Job: Each record below must be returned exactly as shown.

[begin Data entries]

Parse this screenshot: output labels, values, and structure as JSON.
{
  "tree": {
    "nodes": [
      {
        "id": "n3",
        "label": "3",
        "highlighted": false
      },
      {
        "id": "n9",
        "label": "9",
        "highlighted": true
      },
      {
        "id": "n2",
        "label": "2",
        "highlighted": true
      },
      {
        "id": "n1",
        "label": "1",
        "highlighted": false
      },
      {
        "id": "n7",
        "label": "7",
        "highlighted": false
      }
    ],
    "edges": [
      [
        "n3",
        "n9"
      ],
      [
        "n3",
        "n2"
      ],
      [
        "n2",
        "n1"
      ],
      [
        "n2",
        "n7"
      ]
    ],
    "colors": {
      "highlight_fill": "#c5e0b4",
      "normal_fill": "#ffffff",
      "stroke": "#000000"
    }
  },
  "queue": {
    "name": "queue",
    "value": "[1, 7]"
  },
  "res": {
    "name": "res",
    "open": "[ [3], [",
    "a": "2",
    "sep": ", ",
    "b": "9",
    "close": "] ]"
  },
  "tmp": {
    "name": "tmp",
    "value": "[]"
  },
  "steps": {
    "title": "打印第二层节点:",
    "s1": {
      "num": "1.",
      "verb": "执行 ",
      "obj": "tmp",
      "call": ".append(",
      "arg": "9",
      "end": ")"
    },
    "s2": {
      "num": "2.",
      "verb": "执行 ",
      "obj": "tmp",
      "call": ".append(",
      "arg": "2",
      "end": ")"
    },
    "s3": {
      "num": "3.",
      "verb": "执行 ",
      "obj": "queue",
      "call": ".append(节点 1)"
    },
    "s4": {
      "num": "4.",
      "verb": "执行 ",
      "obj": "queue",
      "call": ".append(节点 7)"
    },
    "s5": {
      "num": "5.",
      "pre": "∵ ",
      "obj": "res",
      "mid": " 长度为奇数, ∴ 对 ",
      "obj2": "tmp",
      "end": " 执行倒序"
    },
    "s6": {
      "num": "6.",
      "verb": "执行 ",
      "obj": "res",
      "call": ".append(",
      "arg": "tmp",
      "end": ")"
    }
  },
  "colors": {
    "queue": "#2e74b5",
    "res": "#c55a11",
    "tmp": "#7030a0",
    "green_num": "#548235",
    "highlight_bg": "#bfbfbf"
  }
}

[end Data entries]

Problem solution:
Parse this screenshot: output labels, values, and structure as JSON.
{
  "tree": {
    "nodes": [
      {
        "id": "n3",
        "label": "3",
        "highlighted": false
      },
      {
        "id": "n9",
        "label": "9",
        "highlighted": true
      },
      {
        "id": "n2",
        "label": "2",
        "highlighted": true
      },
      {
        "id": "n1",
        "label": "1",
        "highlighted": false
      },
      {
        "id": "n7",
        "label": "7",
        "highlighted": false
      }
    ],
    "edges": [
      [
        "n3",
        "n9"
      ],
      [
        "n3",
        "n2"
      ],
      [
        "n2",
        "n1"
      ],
      [
        "n2",
        "n7"
      ]
    ],
    "colors": {
      "highlight_fill": "#c5e0b4",
      "normal_fill": "#ffffff",
      "stroke": "#000000"
    }
  },
  "queue": {
    "name": "queue",
    "value": "[1, 7]"
  },
  "res": {
    "name": "res",
    "open": "[ [3], [",
    "a": "2",
    "sep": ", ",
    "b": "9",
    "close": "] ]"
  },
  "tmp": {
    "name": "tmp",
    "value": "[]"
  },
  "steps": {
    "title": "打印第二层节点:",
    "s1": {
      "num": "1.",
      "verb": "执行 ",
      "obj": "tmp",
      "call": ".append(",
      "arg": "9",
      "end": ")"
    },
    "s2": {
      "num": "2.",
      "verb": "执行 ",
      "obj": "tmp",
      "call": ".append(",
      "arg": "2",
      "end": ")"
    },
    "s3": {
      "num": "3.",
      "verb": "执行 ",
      "obj": "queue",
      "call": ".append(节点 1)"
    },
    "s4": {
      "num": "4.",
      "verb": "执行 ",
      "obj": "queue",
      "call": ".append(节点 7)"
    },
    "s5": {
      "num": "5.",
      "pre": "∵ ",
      "obj": "res",
      "mid": " 长度为奇数, ∴ 对 ",
      "obj2": "tmp",
      "end": " 执行倒序"
    },
    "s6": {
      "num": "6.",
      "verb": "执行 ",
      "obj": "res",
      "call": ".append(",
      "arg": "tmp",
      "end": ")"
    }
  },
  "colors": {
    "queue": "#2e74b5",
    "res": "#c55a11",
    "tmp": "#7030a0",
    "green_num": "#548235",
    "highlight_bg": "#bfbfbf"
  }
}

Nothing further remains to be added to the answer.